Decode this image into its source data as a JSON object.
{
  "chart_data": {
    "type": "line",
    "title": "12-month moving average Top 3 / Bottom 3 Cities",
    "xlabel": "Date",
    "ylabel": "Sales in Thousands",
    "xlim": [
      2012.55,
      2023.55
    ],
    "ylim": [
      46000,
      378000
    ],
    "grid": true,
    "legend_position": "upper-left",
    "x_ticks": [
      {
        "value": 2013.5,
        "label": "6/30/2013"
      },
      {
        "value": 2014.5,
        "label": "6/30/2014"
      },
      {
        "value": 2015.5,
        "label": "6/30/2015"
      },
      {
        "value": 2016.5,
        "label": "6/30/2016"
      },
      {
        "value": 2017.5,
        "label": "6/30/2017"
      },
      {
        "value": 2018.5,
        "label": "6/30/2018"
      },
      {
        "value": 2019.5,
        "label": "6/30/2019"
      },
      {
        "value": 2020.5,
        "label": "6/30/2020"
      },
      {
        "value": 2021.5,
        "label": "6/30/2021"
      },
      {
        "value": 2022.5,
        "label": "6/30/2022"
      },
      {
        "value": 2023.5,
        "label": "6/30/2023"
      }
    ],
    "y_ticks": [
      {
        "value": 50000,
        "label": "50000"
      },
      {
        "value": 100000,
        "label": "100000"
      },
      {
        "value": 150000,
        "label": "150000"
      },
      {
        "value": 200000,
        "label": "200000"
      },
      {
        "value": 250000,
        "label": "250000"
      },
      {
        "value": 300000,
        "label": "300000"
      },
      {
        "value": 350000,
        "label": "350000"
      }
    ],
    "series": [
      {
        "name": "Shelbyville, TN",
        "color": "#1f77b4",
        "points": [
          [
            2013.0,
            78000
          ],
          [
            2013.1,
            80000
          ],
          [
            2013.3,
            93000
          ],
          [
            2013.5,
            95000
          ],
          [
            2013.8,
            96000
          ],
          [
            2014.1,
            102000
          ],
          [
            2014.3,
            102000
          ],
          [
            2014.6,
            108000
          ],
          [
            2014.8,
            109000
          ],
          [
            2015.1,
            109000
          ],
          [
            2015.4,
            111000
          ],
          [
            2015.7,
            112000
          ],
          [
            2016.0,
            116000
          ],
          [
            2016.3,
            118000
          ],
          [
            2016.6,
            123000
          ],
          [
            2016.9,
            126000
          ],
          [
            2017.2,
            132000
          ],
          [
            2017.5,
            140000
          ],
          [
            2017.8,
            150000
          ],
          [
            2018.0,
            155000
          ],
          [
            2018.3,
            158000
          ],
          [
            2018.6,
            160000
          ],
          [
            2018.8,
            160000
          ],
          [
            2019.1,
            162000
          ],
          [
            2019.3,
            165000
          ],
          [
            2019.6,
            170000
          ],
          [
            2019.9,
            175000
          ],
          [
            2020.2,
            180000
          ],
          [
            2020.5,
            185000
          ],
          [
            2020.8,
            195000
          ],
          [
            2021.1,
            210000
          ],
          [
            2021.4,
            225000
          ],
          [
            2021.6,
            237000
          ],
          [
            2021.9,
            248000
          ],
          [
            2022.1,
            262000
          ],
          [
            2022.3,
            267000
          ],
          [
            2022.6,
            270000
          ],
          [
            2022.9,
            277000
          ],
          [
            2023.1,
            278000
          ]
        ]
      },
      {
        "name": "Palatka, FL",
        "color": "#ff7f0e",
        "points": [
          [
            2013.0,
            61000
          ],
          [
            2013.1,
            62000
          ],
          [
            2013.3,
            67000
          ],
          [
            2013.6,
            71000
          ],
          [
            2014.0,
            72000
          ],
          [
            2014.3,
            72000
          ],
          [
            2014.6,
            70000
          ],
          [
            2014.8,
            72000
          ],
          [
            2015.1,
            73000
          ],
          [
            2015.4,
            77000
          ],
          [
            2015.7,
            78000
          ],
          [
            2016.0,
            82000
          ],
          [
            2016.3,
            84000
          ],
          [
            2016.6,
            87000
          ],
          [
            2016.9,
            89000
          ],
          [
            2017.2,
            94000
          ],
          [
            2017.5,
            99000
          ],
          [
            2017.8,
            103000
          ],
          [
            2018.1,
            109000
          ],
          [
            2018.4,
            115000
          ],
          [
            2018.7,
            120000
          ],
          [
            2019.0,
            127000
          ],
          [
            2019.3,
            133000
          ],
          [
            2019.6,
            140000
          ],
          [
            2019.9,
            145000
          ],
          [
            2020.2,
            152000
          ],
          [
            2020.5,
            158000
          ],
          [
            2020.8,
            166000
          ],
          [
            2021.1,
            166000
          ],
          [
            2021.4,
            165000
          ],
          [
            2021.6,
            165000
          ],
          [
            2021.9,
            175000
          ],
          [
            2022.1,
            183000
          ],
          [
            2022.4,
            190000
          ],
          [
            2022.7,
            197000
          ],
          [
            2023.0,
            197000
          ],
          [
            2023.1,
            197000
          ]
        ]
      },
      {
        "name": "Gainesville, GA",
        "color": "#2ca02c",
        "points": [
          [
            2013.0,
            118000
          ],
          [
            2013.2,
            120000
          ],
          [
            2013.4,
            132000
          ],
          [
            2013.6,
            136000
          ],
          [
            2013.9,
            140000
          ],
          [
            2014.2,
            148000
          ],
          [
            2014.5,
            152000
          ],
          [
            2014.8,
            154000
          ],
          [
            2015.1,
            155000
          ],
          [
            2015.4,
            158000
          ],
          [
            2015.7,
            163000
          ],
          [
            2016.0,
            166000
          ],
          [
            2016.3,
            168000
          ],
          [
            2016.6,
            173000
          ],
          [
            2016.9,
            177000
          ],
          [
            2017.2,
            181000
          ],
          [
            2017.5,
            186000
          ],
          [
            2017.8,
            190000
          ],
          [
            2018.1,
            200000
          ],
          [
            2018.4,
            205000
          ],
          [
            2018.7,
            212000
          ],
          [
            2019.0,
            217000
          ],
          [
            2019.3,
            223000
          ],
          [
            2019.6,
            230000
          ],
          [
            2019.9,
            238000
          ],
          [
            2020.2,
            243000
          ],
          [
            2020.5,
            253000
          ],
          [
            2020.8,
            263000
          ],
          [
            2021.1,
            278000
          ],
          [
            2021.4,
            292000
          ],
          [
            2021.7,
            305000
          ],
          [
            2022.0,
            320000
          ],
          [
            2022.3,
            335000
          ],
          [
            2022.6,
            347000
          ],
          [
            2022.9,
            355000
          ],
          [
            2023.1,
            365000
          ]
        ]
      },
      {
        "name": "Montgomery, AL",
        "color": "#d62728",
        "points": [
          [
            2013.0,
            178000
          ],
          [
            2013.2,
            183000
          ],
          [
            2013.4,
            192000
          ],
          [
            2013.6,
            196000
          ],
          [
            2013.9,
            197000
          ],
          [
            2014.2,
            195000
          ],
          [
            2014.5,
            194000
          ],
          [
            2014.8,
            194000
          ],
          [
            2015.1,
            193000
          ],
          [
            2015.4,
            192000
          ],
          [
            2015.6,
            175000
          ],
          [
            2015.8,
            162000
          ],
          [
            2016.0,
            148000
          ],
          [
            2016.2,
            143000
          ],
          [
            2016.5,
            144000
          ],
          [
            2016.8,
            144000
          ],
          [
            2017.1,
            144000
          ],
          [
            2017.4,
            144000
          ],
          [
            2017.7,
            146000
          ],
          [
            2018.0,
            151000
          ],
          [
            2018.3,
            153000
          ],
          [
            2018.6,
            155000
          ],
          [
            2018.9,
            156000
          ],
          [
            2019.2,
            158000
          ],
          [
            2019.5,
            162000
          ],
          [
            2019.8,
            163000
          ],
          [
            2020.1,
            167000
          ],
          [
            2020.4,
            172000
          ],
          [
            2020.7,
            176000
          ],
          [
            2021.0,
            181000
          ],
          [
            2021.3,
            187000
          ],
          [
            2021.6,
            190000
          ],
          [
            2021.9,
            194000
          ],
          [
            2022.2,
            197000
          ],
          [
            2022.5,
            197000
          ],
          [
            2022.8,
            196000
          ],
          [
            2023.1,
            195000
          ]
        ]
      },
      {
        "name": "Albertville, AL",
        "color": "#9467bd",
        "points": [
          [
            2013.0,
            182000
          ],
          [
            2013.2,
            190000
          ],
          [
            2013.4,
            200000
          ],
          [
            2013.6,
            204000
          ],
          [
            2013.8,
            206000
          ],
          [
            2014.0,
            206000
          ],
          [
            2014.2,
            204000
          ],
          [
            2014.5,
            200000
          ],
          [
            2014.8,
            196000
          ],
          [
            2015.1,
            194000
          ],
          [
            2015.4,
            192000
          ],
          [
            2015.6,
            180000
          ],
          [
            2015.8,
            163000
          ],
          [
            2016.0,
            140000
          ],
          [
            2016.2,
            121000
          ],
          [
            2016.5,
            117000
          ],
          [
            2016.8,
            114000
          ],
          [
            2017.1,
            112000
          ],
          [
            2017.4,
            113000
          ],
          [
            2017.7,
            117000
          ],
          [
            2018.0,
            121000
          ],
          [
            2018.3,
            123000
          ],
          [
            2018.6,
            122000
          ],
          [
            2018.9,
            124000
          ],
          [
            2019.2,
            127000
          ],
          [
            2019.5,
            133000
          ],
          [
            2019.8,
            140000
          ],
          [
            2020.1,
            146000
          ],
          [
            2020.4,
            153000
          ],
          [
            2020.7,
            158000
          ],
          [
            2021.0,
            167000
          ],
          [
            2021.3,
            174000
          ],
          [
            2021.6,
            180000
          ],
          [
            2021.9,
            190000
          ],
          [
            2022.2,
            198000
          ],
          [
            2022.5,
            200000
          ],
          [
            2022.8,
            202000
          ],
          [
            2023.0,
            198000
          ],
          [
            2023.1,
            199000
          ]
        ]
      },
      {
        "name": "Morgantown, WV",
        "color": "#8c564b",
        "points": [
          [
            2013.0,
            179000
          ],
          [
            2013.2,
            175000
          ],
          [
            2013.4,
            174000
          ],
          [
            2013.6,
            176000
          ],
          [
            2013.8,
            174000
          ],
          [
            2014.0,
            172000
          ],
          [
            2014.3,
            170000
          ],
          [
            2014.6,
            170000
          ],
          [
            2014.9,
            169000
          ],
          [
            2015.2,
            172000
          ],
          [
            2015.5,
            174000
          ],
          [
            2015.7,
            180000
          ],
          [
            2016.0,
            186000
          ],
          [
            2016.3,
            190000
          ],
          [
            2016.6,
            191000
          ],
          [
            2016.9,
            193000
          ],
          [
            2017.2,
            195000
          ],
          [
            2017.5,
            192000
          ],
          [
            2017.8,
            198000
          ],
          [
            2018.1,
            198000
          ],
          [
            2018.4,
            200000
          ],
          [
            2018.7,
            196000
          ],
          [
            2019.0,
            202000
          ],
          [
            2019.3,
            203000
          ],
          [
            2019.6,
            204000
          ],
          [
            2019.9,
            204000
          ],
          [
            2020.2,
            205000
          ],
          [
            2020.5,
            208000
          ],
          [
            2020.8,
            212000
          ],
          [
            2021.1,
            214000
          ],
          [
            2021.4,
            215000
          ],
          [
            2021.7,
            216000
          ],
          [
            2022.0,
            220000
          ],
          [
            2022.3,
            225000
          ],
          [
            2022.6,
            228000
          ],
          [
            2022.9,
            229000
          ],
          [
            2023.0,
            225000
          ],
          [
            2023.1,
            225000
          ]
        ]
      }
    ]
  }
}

____________

[Exercise description] Report how many lines of the records above contain the word "name", and give only that number.

[Output for this exercise] 6